→ **Problem to solve**
Among the following entries, count the lines that contain "this" and report only the result.

→ **Data provided**
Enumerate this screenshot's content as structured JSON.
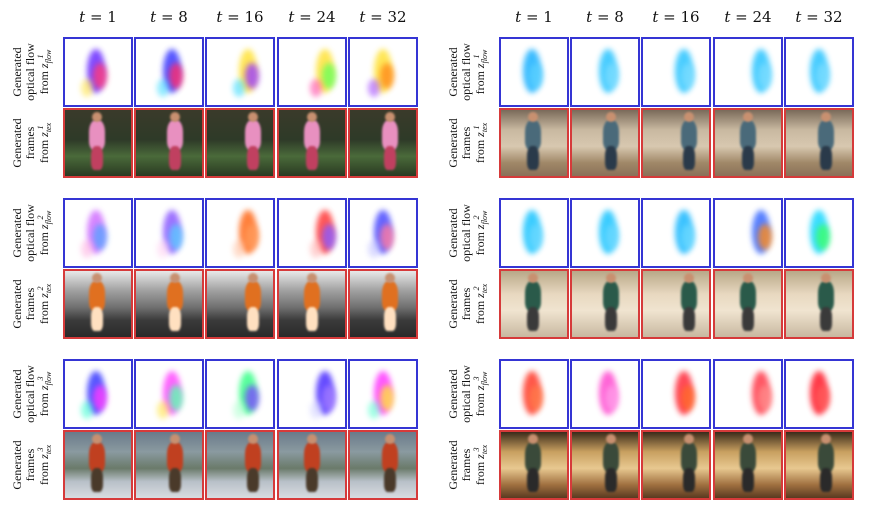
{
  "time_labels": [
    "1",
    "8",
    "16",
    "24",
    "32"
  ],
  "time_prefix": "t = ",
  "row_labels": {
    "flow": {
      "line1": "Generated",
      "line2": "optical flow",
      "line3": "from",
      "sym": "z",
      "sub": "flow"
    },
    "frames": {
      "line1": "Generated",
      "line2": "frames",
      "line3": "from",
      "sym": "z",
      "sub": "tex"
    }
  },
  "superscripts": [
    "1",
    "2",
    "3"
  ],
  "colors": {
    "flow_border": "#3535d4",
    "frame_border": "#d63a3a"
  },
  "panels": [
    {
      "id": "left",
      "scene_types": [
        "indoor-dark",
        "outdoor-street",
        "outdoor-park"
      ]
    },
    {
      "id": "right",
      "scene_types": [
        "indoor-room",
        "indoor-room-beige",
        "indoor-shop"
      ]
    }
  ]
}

---

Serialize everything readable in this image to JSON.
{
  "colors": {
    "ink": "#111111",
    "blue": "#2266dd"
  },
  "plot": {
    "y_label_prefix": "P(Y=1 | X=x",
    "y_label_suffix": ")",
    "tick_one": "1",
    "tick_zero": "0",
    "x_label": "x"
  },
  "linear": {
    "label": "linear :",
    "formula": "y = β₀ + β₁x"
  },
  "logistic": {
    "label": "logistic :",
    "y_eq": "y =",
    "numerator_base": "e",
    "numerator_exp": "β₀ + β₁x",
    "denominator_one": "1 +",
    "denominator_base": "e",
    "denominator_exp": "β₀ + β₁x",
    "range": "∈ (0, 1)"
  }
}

→ **Right answer**
2